What to work on >>
a) Return the passage from the court order excerpt between "1. Order in" and "to Pudukode Devaswom.", inclusive.
b) List every personal name or alias that appears in the court order excerpt.

Text excerpt >>
1. Order in 1917, one Narayana Bharati alias Kappiyur Swamiyar filed a suit as Udama of the Pudukode Devaswom against certain Muhammadans for declaration and injunction in respect of a site. The matter went up on appeal before the District Court of South Malabar and was decided against the Devaswom. A Second Appeal had to be filed, on the ground that Narayana Bharati had ceased to be the head of the Devaswom and that he himself became its head, one Parameswara Bharati alias Azhakpra Swamiyar filed the Second Appeal. He was asked to state how his right accrued. He then filed Civil Miscellaneous Petition No. 2153 of 1922, dated 25th August, 1922 supported by an affidavit. In this affidavit it was alleged that the suit properties belonged to Pudukode Devaswom.

Records supplied >>
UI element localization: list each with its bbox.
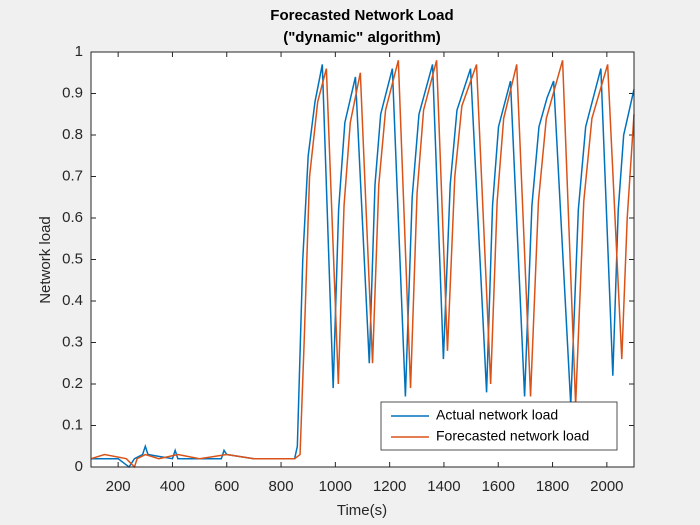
x-tick-label: 600	[214, 478, 239, 495]
y-tick-label: 0.7	[62, 167, 83, 184]
x-tick-label: 800	[269, 478, 294, 495]
y-tick-label: 0.8	[62, 126, 83, 143]
x-tick-label: 1600	[482, 478, 515, 495]
y-tick-label: 0.4	[62, 292, 83, 309]
x-tick-label: 2000	[590, 478, 623, 495]
x-tick-label: 1400	[427, 478, 460, 495]
legend-label: Actual network load	[436, 407, 558, 423]
y-tick-label: 0.6	[62, 209, 83, 226]
legend-box	[380, 401, 618, 451]
y-tick-label: 0.5	[62, 250, 83, 267]
series-line	[90, 60, 635, 469]
y-axis-label: Network load	[37, 216, 54, 304]
x-tick-label: 200	[106, 478, 131, 495]
y-tick-label: 0.2	[62, 375, 83, 392]
x-tick-label: 400	[160, 478, 185, 495]
y-tick-label: 0.3	[62, 333, 83, 350]
y-tick-label: 0.9	[62, 84, 83, 101]
x-tick-label: 1800	[536, 478, 569, 495]
axes-box	[90, 51, 635, 468]
y-tick-label: 0.1	[62, 416, 83, 433]
x-tick-label: 1200	[373, 478, 406, 495]
chart-title: Forecasted Network Load	[270, 7, 453, 24]
series-line	[91, 64, 635, 469]
y-tick-label: 1	[75, 43, 83, 60]
x-axis-label: Time(s)	[337, 502, 387, 519]
y-tick-label: 0	[75, 458, 83, 475]
legend-label: Forecasted network load	[436, 428, 589, 444]
x-tick-label: 1000	[319, 478, 352, 495]
chart-subtitle: ("dynamic" algorithm)	[283, 29, 441, 46]
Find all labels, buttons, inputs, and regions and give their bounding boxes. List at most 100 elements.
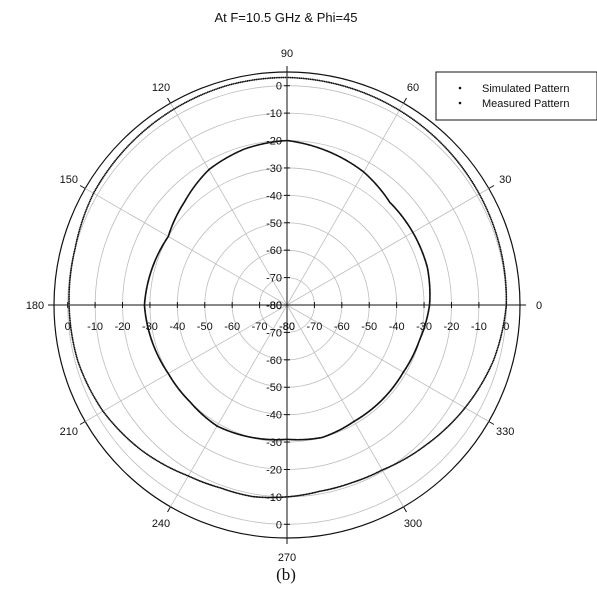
data-point <box>487 212 490 214</box>
angle-tick-label: 60 <box>407 82 419 94</box>
data-point <box>385 467 388 470</box>
data-point <box>129 439 132 442</box>
data-point <box>183 102 186 104</box>
data-point <box>68 300 70 303</box>
data-point <box>442 144 445 147</box>
data-point <box>491 361 494 363</box>
data-point <box>502 324 505 327</box>
data-point <box>503 321 505 324</box>
data-point <box>293 76 296 79</box>
data-point <box>70 329 73 332</box>
data-point <box>361 91 364 94</box>
data-point <box>406 456 408 459</box>
data-point <box>94 398 97 401</box>
data-point <box>487 370 490 373</box>
data-point <box>87 203 90 206</box>
angle-tick-mark <box>403 506 407 513</box>
data-point <box>505 307 507 310</box>
data-point <box>482 379 485 382</box>
data-point <box>215 88 218 91</box>
data-point <box>399 460 402 463</box>
angle-tick-label: 240 <box>152 518 170 530</box>
data-point <box>262 77 265 80</box>
data-point <box>452 155 455 158</box>
data-point <box>85 380 88 383</box>
data-point <box>427 130 430 133</box>
data-point <box>343 484 346 487</box>
data-point <box>323 80 326 83</box>
data-point <box>190 98 193 101</box>
data-point <box>501 329 504 332</box>
data-point <box>209 483 211 486</box>
data-point <box>378 470 381 473</box>
data-point <box>155 459 158 462</box>
data-point <box>73 250 76 253</box>
data-point <box>448 423 451 426</box>
data-point <box>373 96 375 98</box>
data-point <box>243 80 245 83</box>
data-point <box>137 135 140 137</box>
data-point <box>117 155 120 158</box>
angle-tick-mark <box>79 421 86 425</box>
data-point <box>79 368 82 371</box>
data-point <box>354 88 357 91</box>
data-point <box>69 321 72 324</box>
data-point <box>436 138 439 141</box>
data-point <box>220 487 223 490</box>
data-point <box>366 476 369 478</box>
data-point <box>70 331 73 334</box>
data-point <box>339 485 342 488</box>
data-point <box>313 491 315 494</box>
data-point <box>223 85 226 88</box>
data-point <box>86 206 88 209</box>
data-point <box>283 139 286 142</box>
data-point <box>270 496 273 499</box>
data-point <box>442 429 445 432</box>
data-point <box>147 454 150 457</box>
data-point <box>88 202 90 204</box>
data-point <box>87 385 90 388</box>
data-point <box>378 98 380 101</box>
data-point <box>90 391 93 394</box>
data-point <box>150 123 153 126</box>
data-point <box>168 111 171 113</box>
data-point <box>314 79 317 81</box>
data-point <box>359 478 362 481</box>
data-point <box>386 466 389 469</box>
chart-title: At F=10.5 GHz & Phi=45 <box>214 10 358 25</box>
data-point <box>296 77 299 79</box>
data-point <box>494 230 497 232</box>
angle-tick-label: 300 <box>404 518 422 530</box>
radial-tick-label: -40 <box>169 321 185 333</box>
data-point <box>408 116 411 119</box>
data-point <box>68 288 71 291</box>
data-point <box>291 76 294 79</box>
data-point <box>501 328 504 330</box>
data-point <box>68 316 71 318</box>
polar-axes: 0 30 60 90 120 150 180 210 240 270 300 330 0 0 0 0 -10 -1… <box>26 48 542 564</box>
data-point <box>69 274 72 277</box>
data-point <box>240 493 243 496</box>
data-point <box>498 343 500 345</box>
data-point <box>450 152 452 155</box>
data-point <box>225 489 228 491</box>
data-point <box>208 90 211 93</box>
data-point <box>100 407 103 410</box>
data-point <box>190 476 193 479</box>
data-point <box>486 373 488 376</box>
data-point <box>503 271 506 273</box>
data-point <box>98 181 101 184</box>
data-point <box>243 493 246 496</box>
data-point <box>99 180 102 182</box>
data-point <box>93 190 96 193</box>
data-point <box>255 78 258 81</box>
data-point <box>469 177 472 180</box>
data-point <box>79 366 82 369</box>
data-point <box>123 434 126 437</box>
data-point <box>416 121 418 124</box>
data-point <box>95 400 98 403</box>
data-point <box>76 360 79 362</box>
data-point <box>90 197 93 200</box>
data-point <box>120 431 123 434</box>
angle-tick-mark <box>488 421 495 425</box>
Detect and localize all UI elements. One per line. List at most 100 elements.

Outputs for the tasks >>
a)
1. Order in 1917, one Narayana Bharati alias Kappiyur Swamiyar filed a suit as Udama of the Pudukode Devaswom against certain Muhammadans for declaration and injunction in respect of a site. The matter went up on appeal before the District Court of South Malabar and was decided against the Devaswom. A Second Appeal had to be filed, on the ground that Narayana Bharati had ceased to be the head of the Devaswom and that he himself became its head, one Parameswara Bharati alias Azhakpra Swamiyar filed the Second Appeal. He was asked to state how his right accrued. He then filed Civil Miscellaneous Petition No. 2153 of 1922, dated 25th August, 1922 supported by an affidavit. In this affidavit it was alleged that the suit properties belonged to Pudukode Devaswom.

b)
- Narayana Bharati
- Kappiyur Swamiyar
- Parameswara Bharati
- Azhakpra Swamiyar